- _TO DO_:
A: In the forum post about the immersion heater explosion, how far away was the blown-off stove pipe found?
B: Rewrite the passage from the forum thread about stove mishaps, starting with "I remember being" and going on through "(29 Nov 2004)", swapping "exchange officer" for "liaison officer".
C: Write the next part of the forum thread about stove and heater mishaps, picking up after its last sentence.

- _TEXT SHOWN_:
━━━━━━━━━━

I remember being there when our Brit exchange officer went to shut off the lantern, ....well after the M/bdr had thrown it outside in flames,  the exchange officer explained that relieving the pressure was the way they shut off thier lanterns.


----------



## Inch (29 Nov 2004)

Don't want to step on your toes Matt, but I had a near death experience with an immersion heater once.

I was on my QL2 in Borden during the summer of 96, I was the last sentry of the night, so besides the ultra fun duty of waking everyone up, I also had to light the immersion heaters. I got them lit and then went about getting stoves and breakfast on, then went back to check on the heaters since they had a tendency to go out (especially one of the two that we had).   I looked into the burner and to no surprise it was out. Me being sleep f***ed, I thought that just tossing a match down into the burner would solve the problem. As the match hit the pool of gas at the bottom it exploded, I was thrown backwards onto my butt. I thought for sure I was dead, I saw a blinding bright light and heard this loud bang.   After I realized I was alright, I set out to find the top 4ft of stove pipe that had been blown off. I found it about 10m away. I didn't singe eyebrows or anything like that, but when I went to wake the course Warrant up, I was answered with "F*** Inch, did you get the immersion heater lit or what?"

━━━━━━━━━━

- _ENTRIES SHOWN_:
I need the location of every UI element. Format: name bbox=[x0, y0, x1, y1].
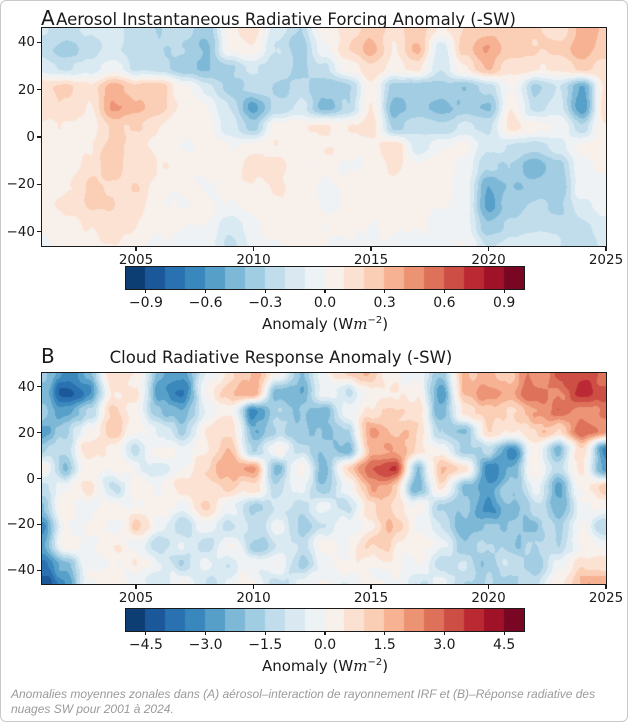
colorbar-tick-mark bbox=[443, 290, 445, 293]
x-tick-label: 2020 bbox=[471, 252, 506, 268]
colorbar-tick-mark bbox=[503, 632, 505, 635]
y-tick-mark bbox=[37, 523, 41, 525]
colorbar-tick-label: 4.5 bbox=[492, 637, 516, 653]
colorbar-a-canvas bbox=[125, 266, 525, 290]
heatmap-b-canvas bbox=[41, 372, 607, 585]
colorbar-tick-label: 1.5 bbox=[373, 637, 396, 653]
colorbar-tick-label: −0.3 bbox=[248, 295, 283, 311]
colorbar-tick-mark bbox=[324, 290, 326, 293]
x-tick-mark bbox=[370, 247, 372, 251]
x-tick-mark bbox=[135, 585, 137, 589]
colorbar-tick-label: 0.0 bbox=[313, 295, 337, 311]
y-tick-label: 0 bbox=[26, 129, 35, 145]
colorbar-tick-label: 0.0 bbox=[313, 637, 337, 653]
colorbar-tick-mark bbox=[205, 632, 207, 635]
x-tick-label: 2025 bbox=[588, 590, 624, 606]
x-tick-label: 2015 bbox=[353, 590, 389, 606]
colorbar-tick-mark bbox=[384, 632, 386, 635]
x-tick-mark bbox=[487, 247, 490, 251]
y-tick-mark bbox=[37, 183, 41, 185]
colorbar-tick-mark bbox=[324, 632, 326, 635]
y-tick-mark bbox=[37, 41, 41, 43]
colorbar-tick-label: 0.3 bbox=[373, 295, 396, 311]
y-tick-label: −20 bbox=[6, 516, 36, 533]
panel-a-letter: A bbox=[41, 6, 55, 30]
colorbar-tick-label: 0.9 bbox=[492, 295, 516, 311]
y-tick-label: 20 bbox=[17, 81, 35, 98]
x-tick-mark bbox=[370, 585, 372, 589]
panel-b-letter: B bbox=[41, 344, 55, 368]
y-tick-label: −40 bbox=[6, 223, 36, 240]
x-tick-label: 2025 bbox=[588, 252, 624, 268]
x-tick-label: 2005 bbox=[118, 252, 154, 268]
y-tick-label: 20 bbox=[17, 424, 35, 441]
colorbar-tick-mark bbox=[205, 290, 207, 293]
colorbar-tick-label: −0.9 bbox=[128, 295, 163, 311]
panel-b-title: Cloud Radiative Response Anomaly (-SW) bbox=[109, 348, 453, 367]
y-tick-mark bbox=[37, 386, 41, 388]
x-tick-label: 2015 bbox=[353, 252, 389, 268]
x-tick-label: 2010 bbox=[236, 252, 271, 268]
y-tick-label: 40 bbox=[17, 34, 35, 51]
heatmap-a-canvas bbox=[41, 27, 607, 247]
y-tick-mark bbox=[37, 432, 41, 434]
x-tick-label: 2020 bbox=[471, 590, 506, 606]
colorbar-a-label: Anomaly (Wm−2) bbox=[261, 315, 389, 333]
colorbar-tick-mark bbox=[145, 290, 147, 293]
y-tick-mark bbox=[37, 231, 41, 233]
x-tick-label: 2010 bbox=[236, 590, 271, 606]
colorbar-tick-label: −0.6 bbox=[188, 295, 223, 311]
x-tick-mark bbox=[252, 585, 255, 589]
y-tick-mark bbox=[37, 569, 41, 571]
y-tick-mark bbox=[37, 477, 41, 480]
colorbar-tick-label: 0.6 bbox=[433, 295, 456, 311]
colorbar-tick-mark bbox=[264, 290, 266, 293]
colorbar-tick-mark bbox=[264, 632, 266, 635]
x-tick-mark bbox=[605, 585, 607, 589]
y-tick-label: −20 bbox=[6, 176, 36, 193]
x-tick-mark bbox=[135, 247, 137, 251]
colorbar-tick-mark bbox=[145, 632, 147, 635]
y-tick-mark bbox=[37, 89, 41, 91]
y-tick-label: −40 bbox=[6, 562, 36, 579]
colorbar-tick-label: 3.0 bbox=[433, 637, 456, 653]
colorbar-tick-label: −3.0 bbox=[188, 637, 223, 653]
figure-caption: Anomalies moyennes zonales dans (A) aéro… bbox=[11, 687, 596, 716]
colorbar-tick-label: −1.5 bbox=[248, 637, 283, 653]
y-tick-label: 0 bbox=[26, 470, 35, 487]
colorbar-tick-mark bbox=[384, 290, 386, 293]
y-tick-mark bbox=[37, 136, 41, 138]
x-tick-label: 2005 bbox=[118, 590, 154, 606]
colorbar-b-canvas bbox=[125, 608, 525, 632]
x-tick-mark bbox=[487, 585, 490, 589]
colorbar-tick-mark bbox=[503, 290, 505, 293]
panel-a-title: Aerosol Instantaneous Radiative Forcing … bbox=[56, 10, 516, 29]
colorbar-b-label: Anomaly (Wm−2) bbox=[261, 657, 389, 675]
y-tick-label: 40 bbox=[17, 378, 35, 395]
colorbar-tick-mark bbox=[443, 632, 445, 635]
x-tick-mark bbox=[605, 247, 607, 251]
colorbar-tick-label: −4.5 bbox=[128, 637, 163, 653]
x-tick-mark bbox=[252, 247, 255, 251]
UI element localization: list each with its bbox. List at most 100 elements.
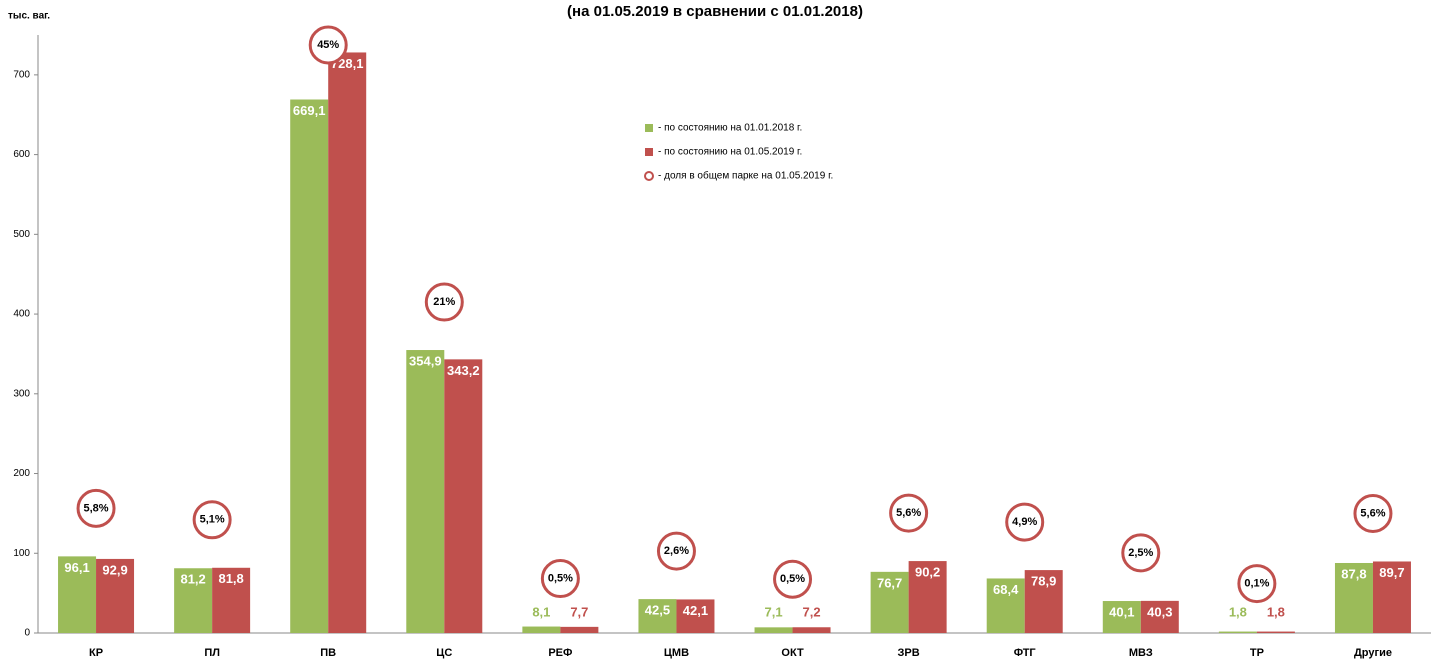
- bar: [986, 578, 1025, 633]
- legend-marker: [645, 148, 653, 156]
- value-label: 40,1: [1109, 604, 1134, 619]
- share-label: 45%: [317, 39, 339, 51]
- value-label: 343,2: [447, 363, 480, 378]
- x-tick-label: ФТГ: [1014, 647, 1037, 659]
- value-label: 92,9: [102, 562, 127, 577]
- bar: [754, 627, 793, 633]
- value-label: 87,8: [1341, 566, 1366, 581]
- share-label: 5,1%: [200, 514, 225, 526]
- x-tick-label: КР: [89, 647, 103, 659]
- share-marker: [76, 488, 116, 528]
- share-label: 0,1%: [1244, 577, 1269, 589]
- x-tick-label: ЗРВ: [898, 647, 920, 659]
- value-label: 7,2: [803, 604, 821, 619]
- bar: [174, 568, 213, 633]
- value-label: 96,1: [64, 560, 89, 575]
- share-marker: [540, 559, 580, 599]
- bar: [676, 599, 715, 633]
- value-label: 42,1: [683, 603, 708, 618]
- bar: [1256, 631, 1295, 633]
- share-label: 2,6%: [664, 545, 689, 557]
- bar: [290, 99, 329, 633]
- value-label: 7,1: [765, 604, 783, 619]
- bar: [870, 571, 909, 633]
- value-label: 40,3: [1147, 604, 1172, 619]
- bar: [908, 561, 947, 633]
- bar: [792, 627, 831, 633]
- share-label: 5,8%: [84, 502, 109, 514]
- value-label: 81,2: [180, 572, 205, 587]
- value-label: 81,8: [218, 571, 243, 586]
- value-label: 89,7: [1379, 565, 1404, 580]
- bar: [638, 599, 677, 633]
- share-marker: [773, 559, 813, 599]
- x-tick-label: ОКТ: [781, 647, 804, 659]
- legend-marker: [644, 171, 654, 181]
- y-tick-label: 200: [13, 468, 30, 479]
- value-label: 90,2: [915, 565, 940, 580]
- bar: [1372, 561, 1411, 633]
- y-tick-label: 100: [13, 548, 30, 559]
- bar: [1218, 631, 1257, 633]
- bar: [96, 558, 135, 633]
- y-tick-label: 700: [13, 70, 30, 81]
- y-tick-label: 300: [13, 388, 30, 399]
- value-label: 1,8: [1267, 604, 1285, 619]
- legend-label: - по состоянию на 01.01.2018 г.: [658, 123, 802, 134]
- bar: [328, 52, 367, 633]
- x-tick-label: ПЛ: [204, 647, 220, 659]
- bar: [212, 567, 251, 633]
- x-tick-label: РЕФ: [548, 647, 572, 659]
- bar: [1140, 600, 1179, 633]
- share-label: 21%: [433, 296, 455, 308]
- bar: [58, 556, 97, 633]
- share-label: 0,5%: [548, 572, 573, 584]
- share-marker: [1237, 564, 1277, 604]
- value-label: 354,9: [409, 353, 442, 368]
- share-marker: [1005, 502, 1045, 542]
- y-tick-label: 0: [24, 628, 30, 639]
- x-tick-label: Другие: [1354, 647, 1392, 659]
- x-tick-label: ЦМВ: [664, 647, 689, 659]
- bar: [1102, 601, 1141, 633]
- value-label: 78,9: [1031, 574, 1056, 589]
- share-label: 0,5%: [780, 573, 805, 585]
- share-marker: [656, 531, 696, 571]
- value-label: 1,8: [1229, 604, 1247, 619]
- y-tick-label: 500: [13, 229, 30, 240]
- share-marker: [1121, 533, 1161, 573]
- y-tick-label: 400: [13, 309, 30, 320]
- bar: [1334, 562, 1373, 633]
- legend-marker: [645, 124, 653, 132]
- bar: [1024, 570, 1063, 633]
- share-marker: [192, 500, 232, 540]
- legend-label: - по состоянию на 01.05.2019 г.: [658, 147, 802, 158]
- value-label: 669,1: [293, 103, 326, 118]
- legend-label: - доля в общем парке на 01.05.2019 г.: [658, 170, 833, 182]
- y-tick-label: 600: [13, 149, 30, 160]
- share-marker: [308, 25, 348, 65]
- share-label: 2,5%: [1128, 547, 1153, 559]
- share-marker: [1353, 493, 1393, 533]
- y-axis-label: тыс. ваг.: [8, 11, 50, 22]
- x-tick-label: ПВ: [320, 647, 336, 659]
- value-label: 42,5: [645, 603, 670, 618]
- bar: [560, 626, 599, 633]
- x-tick-label: ЦС: [436, 647, 452, 659]
- bar: [406, 350, 445, 633]
- chart-title: (на 01.05.2019 в сравнении с 01.01.2018): [567, 3, 863, 20]
- bar: [522, 626, 561, 633]
- x-tick-label: МВЗ: [1129, 647, 1153, 659]
- x-tick-label: ТР: [1250, 647, 1264, 659]
- share-label: 4,9%: [1012, 516, 1037, 528]
- share-marker: [889, 493, 929, 533]
- value-label: 76,7: [877, 575, 902, 590]
- value-label: 8,1: [532, 604, 550, 619]
- value-label: 68,4: [993, 582, 1019, 597]
- share-marker: [424, 282, 464, 322]
- value-label: 7,7: [570, 604, 588, 619]
- bar: [444, 359, 483, 633]
- share-label: 5,6%: [1360, 507, 1385, 519]
- share-label: 5,6%: [896, 507, 921, 519]
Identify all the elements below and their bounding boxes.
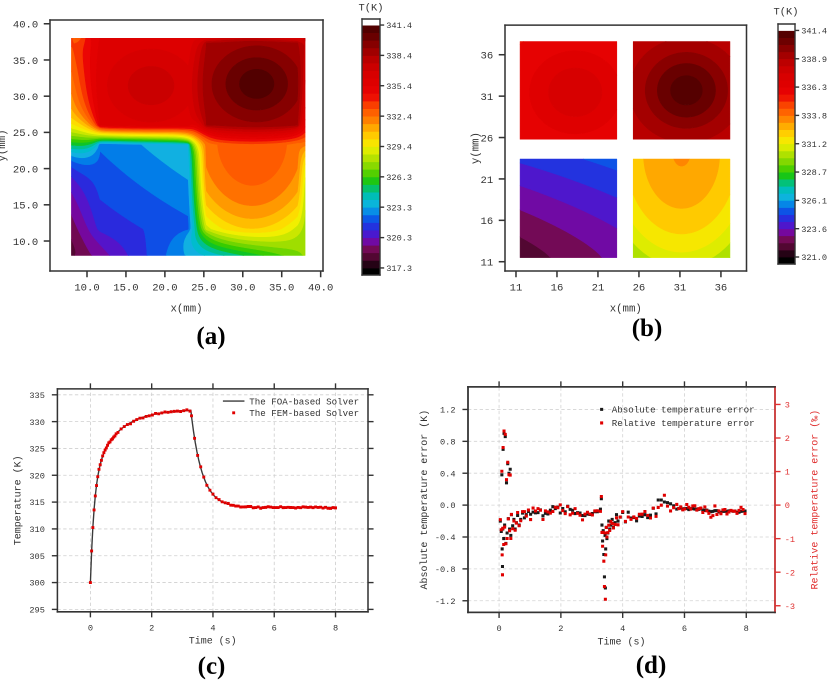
svg-text:Absolute temperature error: Absolute temperature error [612, 405, 755, 416]
svg-text:x(mm): x(mm) [610, 304, 642, 316]
svg-text:4: 4 [620, 624, 625, 634]
svg-text:The FEM-based Solver: The FEM-based Solver [249, 408, 359, 419]
svg-text:6: 6 [682, 624, 687, 634]
svg-text:20.0: 20.0 [13, 164, 38, 176]
svg-text:1: 1 [785, 468, 790, 478]
svg-text:Time (s): Time (s) [189, 636, 237, 647]
svg-text:21: 21 [481, 175, 494, 187]
svg-text:326.3: 326.3 [386, 173, 412, 183]
svg-text:15.0: 15.0 [113, 282, 138, 294]
svg-text:338.9: 338.9 [801, 55, 827, 65]
svg-text:y(mm): y(mm) [470, 132, 482, 164]
svg-text:10.0: 10.0 [74, 282, 99, 294]
svg-text:40.0: 40.0 [13, 20, 38, 32]
svg-text:335.4: 335.4 [386, 82, 412, 92]
svg-text:Relative temperature error (‰): Relative temperature error (‰) [810, 410, 821, 590]
svg-text:336.3: 336.3 [801, 83, 827, 93]
svg-text:0: 0 [496, 624, 501, 634]
svg-text:329.4: 329.4 [386, 143, 412, 153]
svg-text:11: 11 [510, 282, 523, 294]
svg-text:20.0: 20.0 [152, 282, 177, 294]
svg-text:0.4: 0.4 [440, 469, 456, 479]
svg-text:295: 295 [29, 606, 44, 616]
svg-text:6: 6 [272, 624, 277, 634]
svg-text:320.3: 320.3 [386, 234, 412, 244]
svg-text:31: 31 [674, 282, 687, 294]
svg-text:320: 320 [29, 471, 44, 481]
svg-text:-3: -3 [785, 602, 795, 612]
svg-text:1.2: 1.2 [440, 406, 456, 416]
svg-text:323.3: 323.3 [386, 203, 412, 213]
svg-text:338.4: 338.4 [386, 51, 412, 61]
svg-text:36: 36 [715, 282, 728, 294]
svg-text:Temperature (K): Temperature (K) [12, 455, 23, 545]
svg-text:0: 0 [785, 501, 790, 511]
svg-text:-2: -2 [785, 568, 795, 578]
svg-text:16: 16 [481, 216, 494, 228]
svg-text:326.1: 326.1 [801, 196, 827, 206]
svg-text:2: 2 [558, 624, 563, 634]
svg-text:35.0: 35.0 [13, 56, 38, 68]
svg-text:8: 8 [333, 624, 338, 634]
svg-text:-0.8: -0.8 [435, 565, 456, 575]
svg-text:T(K): T(K) [359, 3, 384, 15]
svg-text:35.0: 35.0 [269, 282, 294, 294]
svg-text:323.6: 323.6 [801, 225, 827, 235]
svg-text:y(mm): y(mm) [0, 129, 9, 161]
svg-text:0: 0 [88, 624, 93, 634]
svg-text:321.0: 321.0 [801, 253, 827, 263]
svg-text:Relative temperature error: Relative temperature error [612, 418, 755, 429]
svg-text:2: 2 [149, 624, 154, 634]
svg-text:15.0: 15.0 [13, 201, 38, 213]
svg-text:328.7: 328.7 [801, 168, 827, 178]
svg-text:317.3: 317.3 [386, 264, 412, 274]
svg-text:25.0: 25.0 [13, 128, 38, 140]
svg-text:T(K): T(K) [774, 7, 799, 19]
svg-text:31: 31 [481, 92, 494, 104]
svg-text:Time (s): Time (s) [598, 636, 646, 647]
svg-text:330: 330 [29, 418, 44, 428]
svg-text:30.0: 30.0 [13, 92, 38, 104]
svg-text:300: 300 [29, 579, 44, 589]
svg-text:36: 36 [481, 51, 494, 63]
svg-text:8: 8 [744, 624, 749, 634]
svg-text:30.0: 30.0 [230, 282, 255, 294]
svg-text:333.8: 333.8 [801, 112, 827, 122]
svg-text:26: 26 [481, 133, 494, 145]
svg-text:335: 335 [29, 391, 44, 401]
svg-text:25.0: 25.0 [191, 282, 216, 294]
svg-text:40.0: 40.0 [308, 282, 333, 294]
svg-text:305: 305 [29, 552, 44, 562]
svg-text:315: 315 [29, 498, 44, 508]
svg-text:-1.2: -1.2 [435, 597, 456, 607]
svg-text:3: 3 [785, 401, 790, 411]
svg-text:341.4: 341.4 [801, 27, 827, 37]
svg-text:331.2: 331.2 [801, 140, 827, 150]
svg-text:The FOA-based Solver: The FOA-based Solver [249, 396, 359, 407]
svg-text:325: 325 [29, 445, 44, 455]
svg-text:0.0: 0.0 [440, 501, 456, 511]
svg-text:16: 16 [551, 282, 564, 294]
svg-text:21: 21 [592, 282, 605, 294]
svg-text:310: 310 [29, 525, 44, 535]
svg-text:11: 11 [481, 258, 494, 270]
svg-text:10.0: 10.0 [13, 237, 38, 249]
svg-text:x(mm): x(mm) [170, 304, 202, 316]
svg-text:4: 4 [210, 624, 215, 634]
svg-text:0.8: 0.8 [440, 437, 456, 447]
svg-text:-0.4: -0.4 [435, 533, 456, 543]
svg-text:341.4: 341.4 [386, 21, 412, 31]
svg-text:2: 2 [785, 434, 790, 444]
svg-text:332.4: 332.4 [386, 112, 412, 122]
svg-text:-1: -1 [785, 535, 795, 545]
svg-text:26: 26 [633, 282, 646, 294]
svg-text:Absolute temperature error (K): Absolute temperature error (K) [419, 410, 430, 590]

━━━━━━━━━━

- _THE RESPONSES_:
A: About 10m away.

B:
I remember being there when our Brit liaison officer went to shut off the lantern, ....well after the M/bdr had thrown it outside in flames,  the liaison officer explained that relieving the pressure was the way they shut off thier lanterns.


----------



## Inch (29 Nov 2004)

C:
It made for some good mess banter and I learned the all important lesson: If the immersion heater goes out, don't throw a match into a 1 inch deep pool of gasoline.

Cheers


----------



## Jinxed (29 Nov 2004)

A couple months ago during an ex with 74 Comm Group, I was responsible for cooking IMPs for the CP people, namely really high ranking officers and NCMs.  So I grabbed a stove and brought it outside, lit it, and just as I turn around to grab the pot, somehow the flame boils out of the connector where the naptha tank connects to the burner, runs down that connector, and sets the naptha tank on fire.  That wasn't fun.  Had to put it out by using my size 11 and kicking it over onto the wet sand.

Put it out, cooled it, tagged it, and tried the second stove.  The thing nearly blows my hand off the second the match goes near the burner and a MCpl had to put it out with a jerry of grey water (yum).  

Finally went to the third stove and got it working.  Mind you that when I was lightin the third one, I was in the sprinter's position ready to run away.

There's a reason why I have my nickname  ;D

Pte Jinxed


----------



## Armymedic (29 Nov 2004)

NO good stove stories, but the immersion heaters...

When I was just an skinny young newbie Trooper (buzz off Franko),

My first night picket with Recce Sqn RCD....

Went around to light the Sqn immersion heaters at 0500 hrs before going to bed for that last hour of sleep before reveille....

got outside the OC and SSM tent to light the SHQ heater....

Some left the fuel drip to the point the tank was empty.....

Keen young trooper refuels tank and procedes to light the cup to preheat the stack.....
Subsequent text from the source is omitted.